↓

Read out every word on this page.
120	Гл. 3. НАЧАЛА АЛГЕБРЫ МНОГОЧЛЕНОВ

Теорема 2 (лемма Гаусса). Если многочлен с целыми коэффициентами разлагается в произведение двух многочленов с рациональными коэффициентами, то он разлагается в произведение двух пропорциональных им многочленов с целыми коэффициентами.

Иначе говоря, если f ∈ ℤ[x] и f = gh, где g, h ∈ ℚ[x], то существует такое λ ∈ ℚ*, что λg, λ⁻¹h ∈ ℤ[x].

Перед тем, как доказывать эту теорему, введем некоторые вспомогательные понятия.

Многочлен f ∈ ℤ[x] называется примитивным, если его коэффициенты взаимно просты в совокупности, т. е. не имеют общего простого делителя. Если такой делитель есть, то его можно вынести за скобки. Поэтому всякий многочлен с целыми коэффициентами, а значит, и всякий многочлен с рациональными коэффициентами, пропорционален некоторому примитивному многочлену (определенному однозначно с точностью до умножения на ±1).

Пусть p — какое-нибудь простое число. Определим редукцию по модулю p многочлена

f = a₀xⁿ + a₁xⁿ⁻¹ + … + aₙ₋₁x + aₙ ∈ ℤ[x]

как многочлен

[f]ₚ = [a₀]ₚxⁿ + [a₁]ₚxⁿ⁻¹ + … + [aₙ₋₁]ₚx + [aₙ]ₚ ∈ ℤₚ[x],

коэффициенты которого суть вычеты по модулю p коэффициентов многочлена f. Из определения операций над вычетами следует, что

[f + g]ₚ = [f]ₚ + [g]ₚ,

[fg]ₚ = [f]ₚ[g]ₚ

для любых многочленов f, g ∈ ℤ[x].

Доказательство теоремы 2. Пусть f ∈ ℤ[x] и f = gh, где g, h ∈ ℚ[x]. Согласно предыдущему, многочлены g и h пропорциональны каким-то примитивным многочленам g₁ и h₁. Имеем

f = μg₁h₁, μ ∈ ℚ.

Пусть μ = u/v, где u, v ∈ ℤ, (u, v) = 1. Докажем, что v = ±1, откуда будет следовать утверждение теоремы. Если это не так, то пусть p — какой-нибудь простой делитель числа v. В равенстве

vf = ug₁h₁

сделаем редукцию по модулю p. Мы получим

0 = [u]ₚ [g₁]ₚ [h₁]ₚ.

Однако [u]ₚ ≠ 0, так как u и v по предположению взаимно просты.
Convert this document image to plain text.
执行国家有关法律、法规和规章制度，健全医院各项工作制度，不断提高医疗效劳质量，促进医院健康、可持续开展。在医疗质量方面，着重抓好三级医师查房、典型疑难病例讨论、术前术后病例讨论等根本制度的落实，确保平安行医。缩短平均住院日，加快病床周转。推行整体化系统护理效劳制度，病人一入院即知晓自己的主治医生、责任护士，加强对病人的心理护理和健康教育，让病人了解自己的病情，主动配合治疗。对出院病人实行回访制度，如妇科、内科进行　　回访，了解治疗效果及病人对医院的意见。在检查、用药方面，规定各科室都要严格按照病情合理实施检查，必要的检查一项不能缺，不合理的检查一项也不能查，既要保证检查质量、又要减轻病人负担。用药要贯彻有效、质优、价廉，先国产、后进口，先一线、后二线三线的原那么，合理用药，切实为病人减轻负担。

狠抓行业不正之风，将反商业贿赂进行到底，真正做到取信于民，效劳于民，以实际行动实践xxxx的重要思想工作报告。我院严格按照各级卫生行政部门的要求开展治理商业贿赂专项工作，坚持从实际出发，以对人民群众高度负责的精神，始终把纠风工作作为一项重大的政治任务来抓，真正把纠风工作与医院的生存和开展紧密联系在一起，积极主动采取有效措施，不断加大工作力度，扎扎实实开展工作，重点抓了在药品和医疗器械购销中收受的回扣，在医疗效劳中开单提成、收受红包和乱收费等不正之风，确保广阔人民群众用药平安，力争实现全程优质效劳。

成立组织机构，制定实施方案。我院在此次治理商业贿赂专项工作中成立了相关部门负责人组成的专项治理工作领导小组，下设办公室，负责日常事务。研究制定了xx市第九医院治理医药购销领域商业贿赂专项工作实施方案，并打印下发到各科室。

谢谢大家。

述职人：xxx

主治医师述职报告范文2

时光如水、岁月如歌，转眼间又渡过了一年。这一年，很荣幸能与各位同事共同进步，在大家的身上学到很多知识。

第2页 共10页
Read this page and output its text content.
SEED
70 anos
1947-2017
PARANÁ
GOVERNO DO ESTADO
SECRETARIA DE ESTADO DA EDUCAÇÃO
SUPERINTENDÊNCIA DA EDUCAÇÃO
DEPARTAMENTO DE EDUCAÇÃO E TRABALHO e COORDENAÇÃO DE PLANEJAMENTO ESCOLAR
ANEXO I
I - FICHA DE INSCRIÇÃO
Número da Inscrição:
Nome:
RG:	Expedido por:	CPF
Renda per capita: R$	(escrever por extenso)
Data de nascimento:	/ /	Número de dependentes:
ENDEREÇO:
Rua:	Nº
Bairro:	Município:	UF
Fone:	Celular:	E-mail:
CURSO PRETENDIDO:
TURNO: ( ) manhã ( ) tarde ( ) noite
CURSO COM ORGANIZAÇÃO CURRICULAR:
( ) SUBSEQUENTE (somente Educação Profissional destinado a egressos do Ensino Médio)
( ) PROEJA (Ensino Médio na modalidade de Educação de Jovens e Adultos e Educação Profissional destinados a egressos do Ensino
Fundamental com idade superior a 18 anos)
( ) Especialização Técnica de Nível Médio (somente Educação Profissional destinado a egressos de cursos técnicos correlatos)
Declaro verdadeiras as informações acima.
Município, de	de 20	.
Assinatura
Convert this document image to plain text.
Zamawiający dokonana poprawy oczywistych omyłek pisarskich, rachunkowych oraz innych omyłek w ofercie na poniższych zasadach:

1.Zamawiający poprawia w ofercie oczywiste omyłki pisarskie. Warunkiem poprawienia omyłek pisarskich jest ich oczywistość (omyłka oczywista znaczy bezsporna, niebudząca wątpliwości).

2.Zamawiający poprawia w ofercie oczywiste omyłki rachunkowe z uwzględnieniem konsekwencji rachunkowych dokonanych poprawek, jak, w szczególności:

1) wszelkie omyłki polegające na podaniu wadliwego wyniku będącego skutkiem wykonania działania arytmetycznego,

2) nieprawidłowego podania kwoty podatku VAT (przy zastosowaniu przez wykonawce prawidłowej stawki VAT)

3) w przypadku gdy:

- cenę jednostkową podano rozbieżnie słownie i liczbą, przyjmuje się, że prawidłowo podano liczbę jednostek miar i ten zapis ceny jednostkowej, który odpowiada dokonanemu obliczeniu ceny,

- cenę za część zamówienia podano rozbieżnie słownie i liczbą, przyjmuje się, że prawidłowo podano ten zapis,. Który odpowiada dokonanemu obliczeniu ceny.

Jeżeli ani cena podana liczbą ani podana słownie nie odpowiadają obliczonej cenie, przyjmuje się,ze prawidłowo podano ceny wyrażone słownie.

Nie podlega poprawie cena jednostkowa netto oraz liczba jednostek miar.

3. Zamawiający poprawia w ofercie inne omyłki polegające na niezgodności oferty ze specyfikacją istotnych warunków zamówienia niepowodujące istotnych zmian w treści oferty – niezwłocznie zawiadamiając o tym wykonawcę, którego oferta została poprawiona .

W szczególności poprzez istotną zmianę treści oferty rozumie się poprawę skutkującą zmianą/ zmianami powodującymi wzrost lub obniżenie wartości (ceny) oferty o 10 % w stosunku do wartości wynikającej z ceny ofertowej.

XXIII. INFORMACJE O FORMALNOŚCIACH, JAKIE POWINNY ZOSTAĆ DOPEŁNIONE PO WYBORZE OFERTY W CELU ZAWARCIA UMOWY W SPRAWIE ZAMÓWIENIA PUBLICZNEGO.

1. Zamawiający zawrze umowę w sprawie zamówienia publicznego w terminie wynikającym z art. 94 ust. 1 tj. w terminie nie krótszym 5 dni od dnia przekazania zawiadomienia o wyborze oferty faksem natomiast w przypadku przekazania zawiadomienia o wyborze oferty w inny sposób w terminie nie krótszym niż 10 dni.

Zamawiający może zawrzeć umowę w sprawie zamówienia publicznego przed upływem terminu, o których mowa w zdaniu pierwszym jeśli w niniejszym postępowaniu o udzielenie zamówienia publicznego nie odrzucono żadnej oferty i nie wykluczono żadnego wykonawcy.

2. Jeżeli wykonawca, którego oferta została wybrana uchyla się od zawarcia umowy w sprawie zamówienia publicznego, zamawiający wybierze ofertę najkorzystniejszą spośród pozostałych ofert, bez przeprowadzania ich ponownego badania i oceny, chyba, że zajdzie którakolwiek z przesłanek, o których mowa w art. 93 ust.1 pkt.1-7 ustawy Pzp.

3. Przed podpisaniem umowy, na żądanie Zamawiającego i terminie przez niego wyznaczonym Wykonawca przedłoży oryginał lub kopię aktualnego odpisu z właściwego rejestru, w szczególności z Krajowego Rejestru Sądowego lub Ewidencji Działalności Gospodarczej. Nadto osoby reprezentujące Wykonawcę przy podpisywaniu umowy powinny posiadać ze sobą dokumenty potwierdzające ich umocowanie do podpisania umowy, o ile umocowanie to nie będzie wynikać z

↑

| DIRECTIONS FOR THIS TASK |
Tally the lines of the listing that include "została". Reply with nothing but the count.

| RESULT OF THE TASK |
2